### Record extracts
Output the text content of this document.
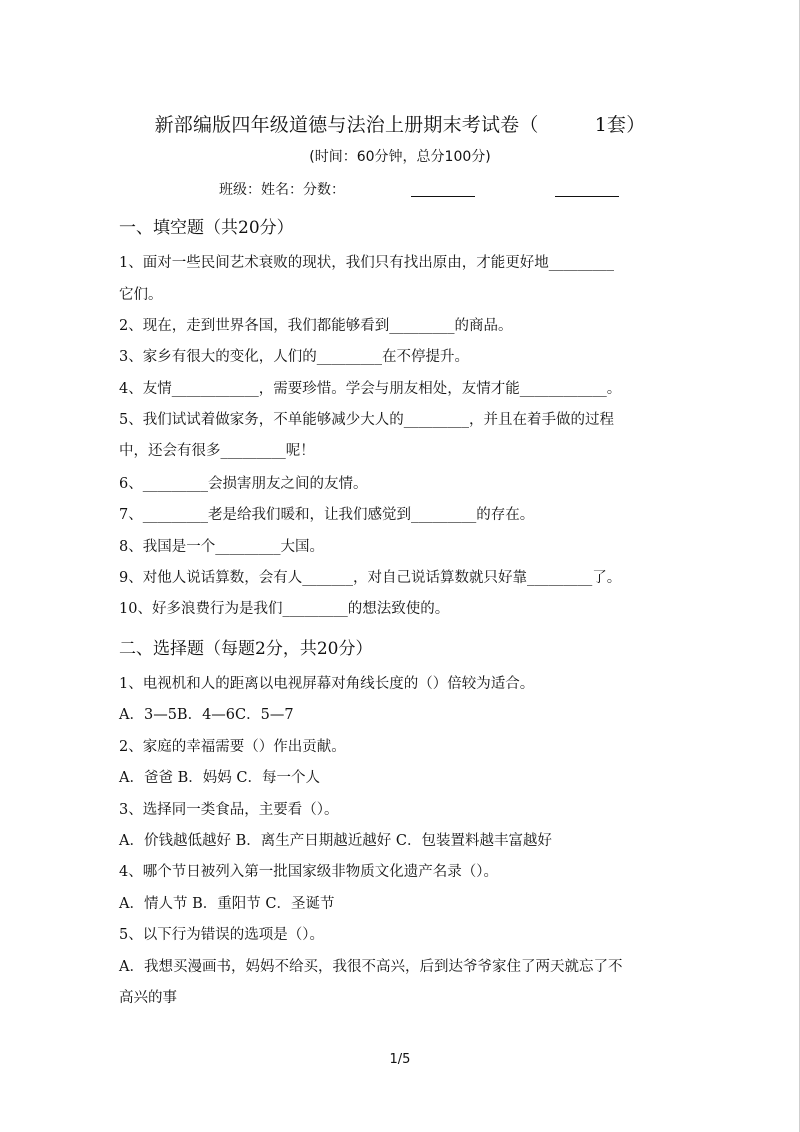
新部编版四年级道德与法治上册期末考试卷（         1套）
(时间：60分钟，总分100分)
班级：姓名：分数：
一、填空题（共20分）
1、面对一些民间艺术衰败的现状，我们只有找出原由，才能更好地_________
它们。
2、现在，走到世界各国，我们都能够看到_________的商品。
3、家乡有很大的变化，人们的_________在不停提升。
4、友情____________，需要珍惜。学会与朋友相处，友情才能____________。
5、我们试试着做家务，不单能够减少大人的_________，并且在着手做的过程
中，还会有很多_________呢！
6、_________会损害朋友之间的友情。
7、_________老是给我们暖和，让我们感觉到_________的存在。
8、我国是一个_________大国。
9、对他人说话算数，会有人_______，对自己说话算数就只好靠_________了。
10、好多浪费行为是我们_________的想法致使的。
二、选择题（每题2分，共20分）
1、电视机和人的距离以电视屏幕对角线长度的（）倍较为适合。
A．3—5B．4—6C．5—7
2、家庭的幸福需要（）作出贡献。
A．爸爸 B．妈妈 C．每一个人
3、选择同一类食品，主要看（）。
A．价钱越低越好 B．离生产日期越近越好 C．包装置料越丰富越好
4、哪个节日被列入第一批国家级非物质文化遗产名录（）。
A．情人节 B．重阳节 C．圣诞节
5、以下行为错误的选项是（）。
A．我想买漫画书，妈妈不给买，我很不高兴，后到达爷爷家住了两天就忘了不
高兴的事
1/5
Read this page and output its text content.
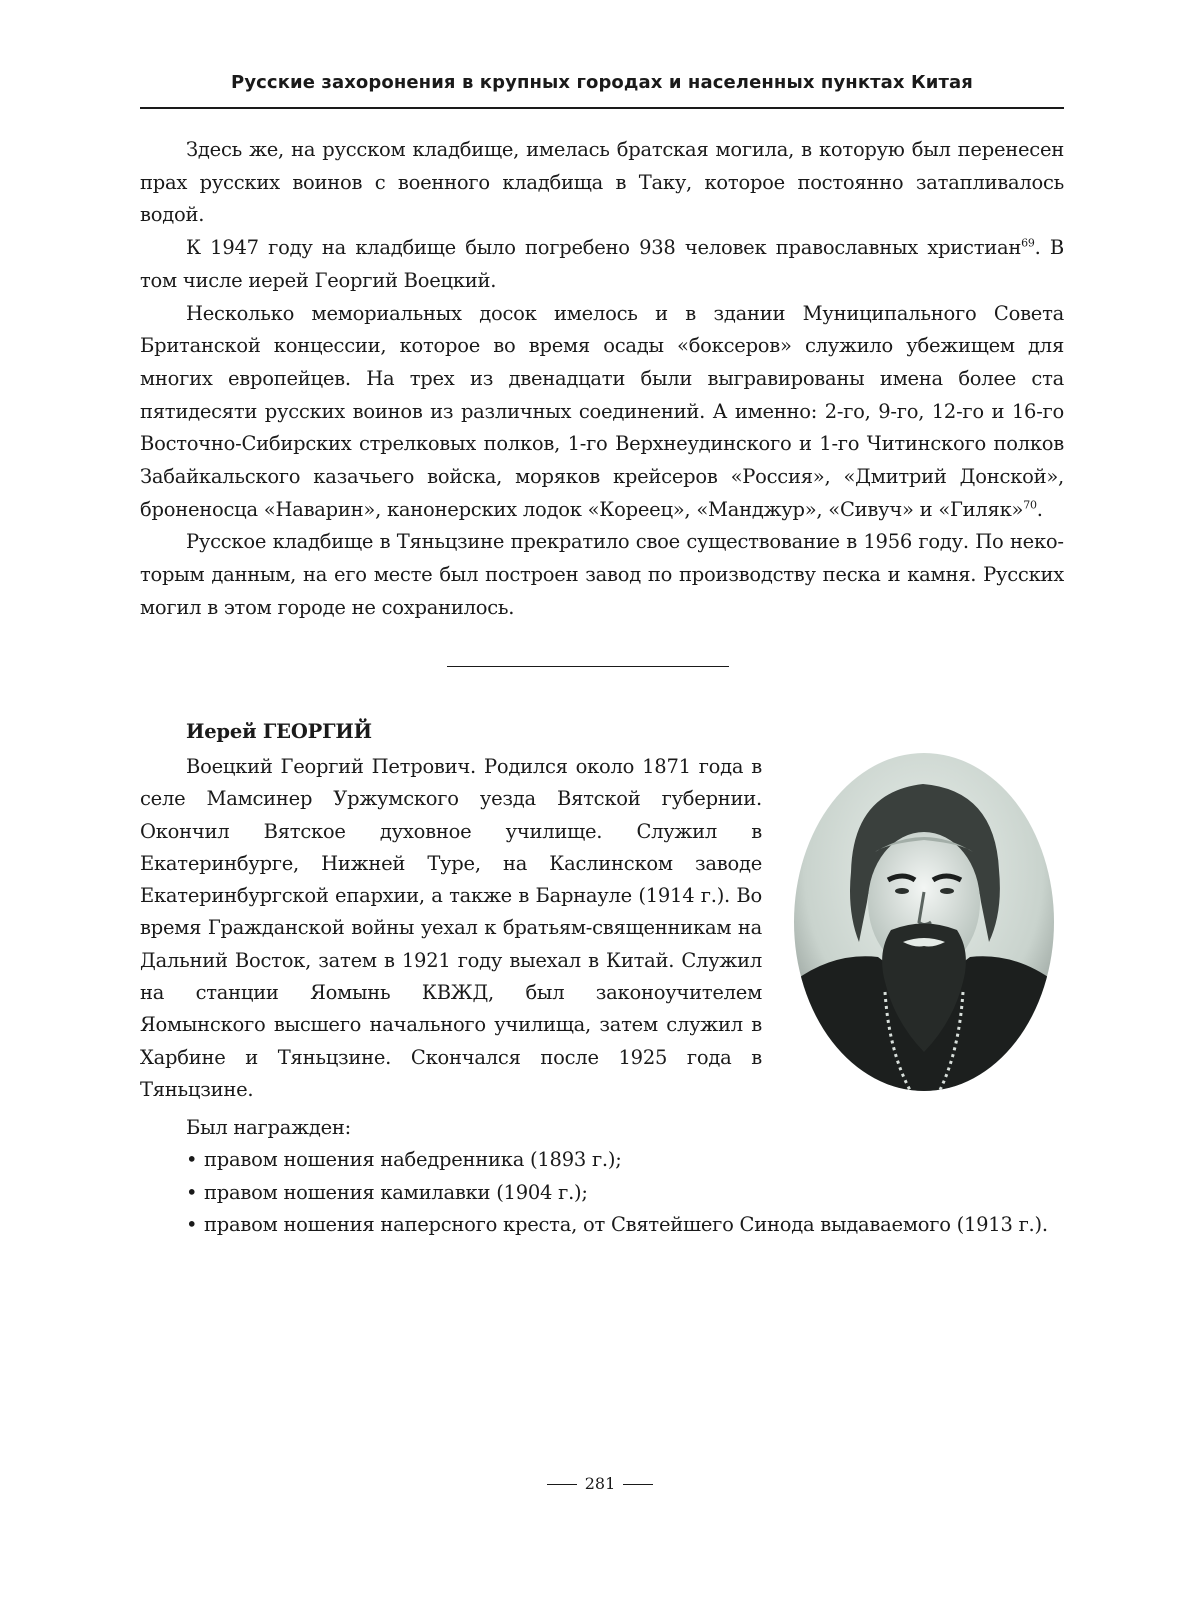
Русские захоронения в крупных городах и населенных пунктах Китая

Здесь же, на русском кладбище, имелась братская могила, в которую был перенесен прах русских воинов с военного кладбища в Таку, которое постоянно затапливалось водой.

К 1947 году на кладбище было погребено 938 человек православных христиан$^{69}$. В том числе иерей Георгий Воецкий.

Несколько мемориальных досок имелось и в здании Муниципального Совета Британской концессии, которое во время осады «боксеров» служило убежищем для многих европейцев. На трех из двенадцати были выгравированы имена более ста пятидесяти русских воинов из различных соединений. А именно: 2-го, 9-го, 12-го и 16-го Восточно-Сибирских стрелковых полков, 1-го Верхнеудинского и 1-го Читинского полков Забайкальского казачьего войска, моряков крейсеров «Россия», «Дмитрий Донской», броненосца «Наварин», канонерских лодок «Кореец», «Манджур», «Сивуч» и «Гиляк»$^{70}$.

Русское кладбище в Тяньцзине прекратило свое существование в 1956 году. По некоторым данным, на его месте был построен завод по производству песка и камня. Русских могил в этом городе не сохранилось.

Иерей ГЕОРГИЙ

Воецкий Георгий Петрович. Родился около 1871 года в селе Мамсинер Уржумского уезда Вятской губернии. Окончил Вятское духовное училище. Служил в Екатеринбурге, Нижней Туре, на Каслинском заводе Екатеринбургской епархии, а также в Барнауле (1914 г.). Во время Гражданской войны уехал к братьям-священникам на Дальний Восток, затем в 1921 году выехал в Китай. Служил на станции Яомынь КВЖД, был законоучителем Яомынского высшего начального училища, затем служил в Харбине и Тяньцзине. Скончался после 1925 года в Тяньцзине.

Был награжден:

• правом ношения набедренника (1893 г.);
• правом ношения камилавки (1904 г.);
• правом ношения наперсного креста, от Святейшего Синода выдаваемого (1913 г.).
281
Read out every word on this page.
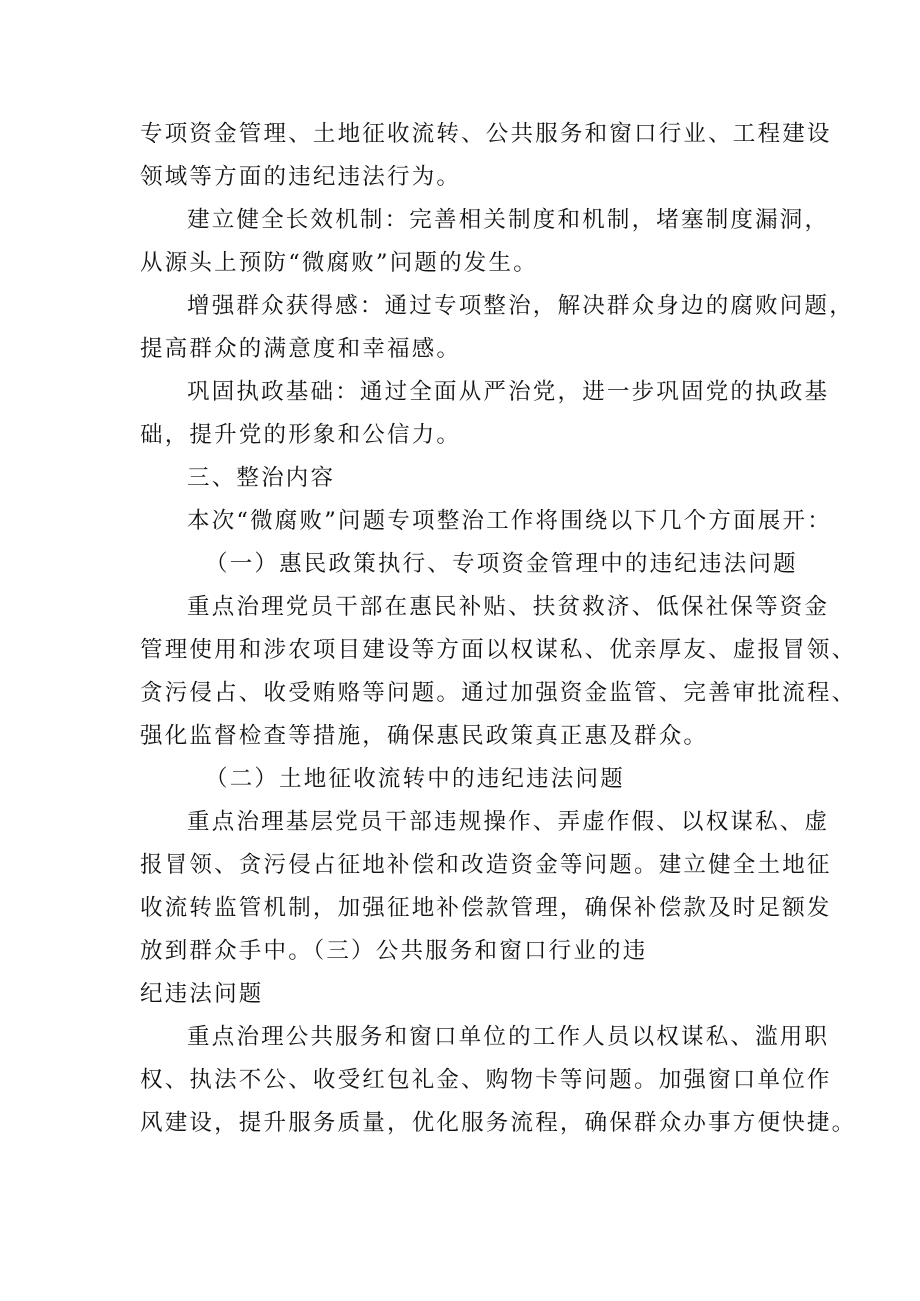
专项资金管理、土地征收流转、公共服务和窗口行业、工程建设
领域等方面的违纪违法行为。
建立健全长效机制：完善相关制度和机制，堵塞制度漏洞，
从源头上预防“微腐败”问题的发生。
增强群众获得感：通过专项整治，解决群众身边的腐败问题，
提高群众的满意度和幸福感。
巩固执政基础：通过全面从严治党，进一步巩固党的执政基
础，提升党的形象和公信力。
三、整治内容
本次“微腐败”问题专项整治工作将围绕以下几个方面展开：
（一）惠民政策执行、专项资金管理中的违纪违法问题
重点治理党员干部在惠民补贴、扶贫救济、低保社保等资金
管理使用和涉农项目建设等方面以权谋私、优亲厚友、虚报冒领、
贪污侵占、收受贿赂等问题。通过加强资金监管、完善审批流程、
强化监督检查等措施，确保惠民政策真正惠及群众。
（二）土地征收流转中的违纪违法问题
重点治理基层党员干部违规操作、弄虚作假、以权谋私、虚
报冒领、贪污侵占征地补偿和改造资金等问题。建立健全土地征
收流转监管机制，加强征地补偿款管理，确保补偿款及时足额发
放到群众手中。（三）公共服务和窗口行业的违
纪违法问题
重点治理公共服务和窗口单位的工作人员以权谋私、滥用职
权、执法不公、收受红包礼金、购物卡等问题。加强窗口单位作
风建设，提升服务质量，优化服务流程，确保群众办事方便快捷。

### Exercise goal
Quote the material above exactly, from the line holding "Read out every word on this page." through its last line, including both. Omit the pictures.

### The answer
Read out every word on this page.
专项资金管理、土地征收流转、公共服务和窗口行业、工程建设
领域等方面的违纪违法行为。
建立健全长效机制：完善相关制度和机制，堵塞制度漏洞，
从源头上预防“微腐败”问题的发生。
增强群众获得感：通过专项整治，解决群众身边的腐败问题，
提高群众的满意度和幸福感。
巩固执政基础：通过全面从严治党，进一步巩固党的执政基
础，提升党的形象和公信力。
三、整治内容
本次“微腐败”问题专项整治工作将围绕以下几个方面展开：
（一）惠民政策执行、专项资金管理中的违纪违法问题
重点治理党员干部在惠民补贴、扶贫救济、低保社保等资金
管理使用和涉农项目建设等方面以权谋私、优亲厚友、虚报冒领、
贪污侵占、收受贿赂等问题。通过加强资金监管、完善审批流程、
强化监督检查等措施，确保惠民政策真正惠及群众。
（二）土地征收流转中的违纪违法问题
重点治理基层党员干部违规操作、弄虚作假、以权谋私、虚
报冒领、贪污侵占征地补偿和改造资金等问题。建立健全土地征
收流转监管机制，加强征地补偿款管理，确保补偿款及时足额发
放到群众手中。（三）公共服务和窗口行业的违
纪违法问题
重点治理公共服务和窗口单位的工作人员以权谋私、滥用职
权、执法不公、收受红包礼金、购物卡等问题。加强窗口单位作
风建设，提升服务质量，优化服务流程，确保群众办事方便快捷。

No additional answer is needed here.